++++ Records supplied ++++

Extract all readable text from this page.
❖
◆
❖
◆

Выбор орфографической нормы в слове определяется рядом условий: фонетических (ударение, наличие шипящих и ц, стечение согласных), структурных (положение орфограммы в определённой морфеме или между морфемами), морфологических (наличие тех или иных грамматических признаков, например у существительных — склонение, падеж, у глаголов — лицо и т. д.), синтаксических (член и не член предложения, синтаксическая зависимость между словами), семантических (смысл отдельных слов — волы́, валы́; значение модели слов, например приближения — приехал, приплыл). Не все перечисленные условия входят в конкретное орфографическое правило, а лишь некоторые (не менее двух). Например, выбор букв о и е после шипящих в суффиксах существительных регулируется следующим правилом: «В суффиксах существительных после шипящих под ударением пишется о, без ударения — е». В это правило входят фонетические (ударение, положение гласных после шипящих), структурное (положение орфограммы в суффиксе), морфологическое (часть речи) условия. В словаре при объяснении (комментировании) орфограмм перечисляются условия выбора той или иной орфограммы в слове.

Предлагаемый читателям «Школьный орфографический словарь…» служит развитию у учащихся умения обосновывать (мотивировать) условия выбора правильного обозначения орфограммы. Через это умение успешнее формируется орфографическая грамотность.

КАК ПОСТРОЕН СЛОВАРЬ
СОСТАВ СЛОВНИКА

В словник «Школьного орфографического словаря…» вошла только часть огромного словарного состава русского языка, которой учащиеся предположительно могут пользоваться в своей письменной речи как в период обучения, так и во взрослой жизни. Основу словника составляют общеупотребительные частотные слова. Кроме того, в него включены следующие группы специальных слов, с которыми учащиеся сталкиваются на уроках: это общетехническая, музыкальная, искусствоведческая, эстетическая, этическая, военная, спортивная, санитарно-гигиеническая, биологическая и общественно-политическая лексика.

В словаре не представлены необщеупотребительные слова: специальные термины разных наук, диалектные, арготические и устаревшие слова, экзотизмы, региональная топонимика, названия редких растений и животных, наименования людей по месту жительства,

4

++++

**Requirements:**
In the entries above, find every line with the word "речи" and list it.

**Exercise result:**
Выбор орфографической нормы в слове определяется рядом условий: фонетических (ударение, наличие шипящих и ц, стечение согласных), структурных (положение орфограммы в определённой морфеме или между морфемами), морфологических (наличие тех или иных грамматических признаков, например у существительных — склонение, падеж, у глаголов — лицо и т. д.), синтаксических (член и не член предложения, синтаксическая зависимость между словами), семантических (смысл отдельных слов — волы́, валы́; значение модели слов, например приближения — приехал, приплыл). Не все перечисленные условия входят в конкретное орфографическое правило, а лишь некоторые (не менее двух). Например, выбор букв о и е после шипящих в суффиксах существительных регулируется следующим правилом: «В суффиксах существительных после шипящих под ударением пишется о, без ударения — е». В это правило входят фонетические (ударение, положение гласных после шипящих), структурное (положение орфограммы в суффиксе), морфологическое (часть речи) условия. В словаре при объяснении (комментировании) орфограмм перечисляются условия выбора той или иной орфограммы в слове.
В словник «Школьного орфографического словаря…» вошла только часть огромного словарного состава русского языка, которой учащиеся предположительно могут пользоваться в своей письменной речи как в период обучения, так и во взрослой жизни. Основу словника составляют общеупотребительные частотные слова. Кроме того, в него включены следующие группы специальных слов, с которыми учащиеся сталкиваются на уроках: это общетехническая, музыкальная, искусствоведческая, эстетическая, этическая, военная, спортивная, санитарно-гигиеническая, биологическая и общественно-политическая лексика.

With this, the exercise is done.